#### Records to use ####

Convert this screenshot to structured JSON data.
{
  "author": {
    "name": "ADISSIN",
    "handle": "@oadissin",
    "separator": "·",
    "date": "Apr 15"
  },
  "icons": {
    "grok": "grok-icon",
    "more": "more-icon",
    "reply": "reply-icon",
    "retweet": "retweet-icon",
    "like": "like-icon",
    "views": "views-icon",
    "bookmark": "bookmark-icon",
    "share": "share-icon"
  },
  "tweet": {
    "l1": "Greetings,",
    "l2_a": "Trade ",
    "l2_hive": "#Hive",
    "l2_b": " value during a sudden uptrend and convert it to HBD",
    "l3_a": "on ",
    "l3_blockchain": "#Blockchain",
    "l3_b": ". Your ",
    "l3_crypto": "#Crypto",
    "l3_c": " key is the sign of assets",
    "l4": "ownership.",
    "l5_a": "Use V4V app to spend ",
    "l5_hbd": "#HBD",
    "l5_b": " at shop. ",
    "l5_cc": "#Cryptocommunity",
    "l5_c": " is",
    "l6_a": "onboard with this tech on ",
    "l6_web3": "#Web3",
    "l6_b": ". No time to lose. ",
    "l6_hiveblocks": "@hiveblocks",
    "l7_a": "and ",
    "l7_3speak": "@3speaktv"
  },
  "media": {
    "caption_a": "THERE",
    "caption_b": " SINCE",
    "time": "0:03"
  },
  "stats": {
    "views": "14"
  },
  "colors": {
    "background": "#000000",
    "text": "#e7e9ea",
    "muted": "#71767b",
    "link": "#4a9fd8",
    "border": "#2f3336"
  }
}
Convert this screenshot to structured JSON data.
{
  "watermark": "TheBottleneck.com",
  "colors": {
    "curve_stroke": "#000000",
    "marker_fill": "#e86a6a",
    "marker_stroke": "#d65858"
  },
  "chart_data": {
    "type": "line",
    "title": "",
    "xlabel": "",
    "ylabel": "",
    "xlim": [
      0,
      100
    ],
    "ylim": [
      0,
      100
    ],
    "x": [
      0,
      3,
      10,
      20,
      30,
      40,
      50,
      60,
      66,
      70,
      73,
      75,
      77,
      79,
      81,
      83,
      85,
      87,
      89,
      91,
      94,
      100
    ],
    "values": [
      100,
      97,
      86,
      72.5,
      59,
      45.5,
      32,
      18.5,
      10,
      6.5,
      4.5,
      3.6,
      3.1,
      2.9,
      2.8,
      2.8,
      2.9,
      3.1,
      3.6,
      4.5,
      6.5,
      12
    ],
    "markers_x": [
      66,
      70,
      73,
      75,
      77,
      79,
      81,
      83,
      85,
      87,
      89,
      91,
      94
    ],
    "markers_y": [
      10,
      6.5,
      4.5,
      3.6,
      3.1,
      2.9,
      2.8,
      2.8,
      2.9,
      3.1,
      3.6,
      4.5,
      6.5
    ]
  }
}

####

Task instructions >>
Give the records above again, word for word.

Worked solution >>
Convert this screenshot to structured JSON data.
{
  "author": {
    "name": "ADISSIN",
    "handle": "@oadissin",
    "separator": "·",
    "date": "Apr 15"
  },
  "icons": {
    "grok": "grok-icon",
    "more": "more-icon",
    "reply": "reply-icon",
    "retweet": "retweet-icon",
    "like": "like-icon",
    "views": "views-icon",
    "bookmark": "bookmark-icon",
    "share": "share-icon"
  },
  "tweet": {
    "l1": "Greetings,",
    "l2_a": "Trade ",
    "l2_hive": "#Hive",
    "l2_b": " value during a sudden uptrend and convert it to HBD",
    "l3_a": "on ",
    "l3_blockchain": "#Blockchain",
    "l3_b": ". Your ",
    "l3_crypto": "#Crypto",
    "l3_c": " key is the sign of assets",
    "l4": "ownership.",
    "l5_a": "Use V4V app to spend ",
    "l5_hbd": "#HBD",
    "l5_b": " at shop. ",
    "l5_cc": "#Cryptocommunity",
    "l5_c": " is",
    "l6_a": "onboard with this tech on ",
    "l6_web3": "#Web3",
    "l6_b": ". No time to lose. ",
    "l6_hiveblocks": "@hiveblocks",
    "l7_a": "and ",
    "l7_3speak": "@3speaktv"
  },
  "media": {
    "caption_a": "THERE",
    "caption_b": " SINCE",
    "time": "0:03"
  },
  "stats": {
    "views": "14"
  },
  "colors": {
    "background": "#000000",
    "text": "#e7e9ea",
    "muted": "#71767b",
    "link": "#4a9fd8",
    "border": "#2f3336"
  }
}
Convert this screenshot to structured JSON data.
{
  "watermark": "TheBottleneck.com",
  "colors": {
    "curve_stroke": "#000000",
    "marker_fill": "#e86a6a",
    "marker_stroke": "#d65858"
  },
  "chart_data": {
    "type": "line",
    "title": "",
    "xlabel": "",
    "ylabel": "",
    "xlim": [
      0,
      100
    ],
    "ylim": [
      0,
      100
    ],
    "x": [
      0,
      3,
      10,
      20,
      30,
      40,
      50,
      60,
      66,
      70,
      73,
      75,
      77,
      79,
      81,
      83,
      85,
      87,
      89,
      91,
      94,
      100
    ],
    "values": [
      100,
      97,
      86,
      72.5,
      59,
      45.5,
      32,
      18.5,
      10,
      6.5,
      4.5,
      3.6,
      3.1,
      2.9,
      2.8,
      2.8,
      2.9,
      3.1,
      3.6,
      4.5,
      6.5,
      12
    ],
    "markers_x": [
      66,
      70,
      73,
      75,
      77,
      79,
      81,
      83,
      85,
      87,
      89,
      91,
      94
    ],
    "markers_y": [
      10,
      6.5,
      4.5,
      3.6,
      3.1,
      2.9,
      2.8,
      2.8,
      2.9,
      3.1,
      3.6,
      4.5,
      6.5
    ]
  }
}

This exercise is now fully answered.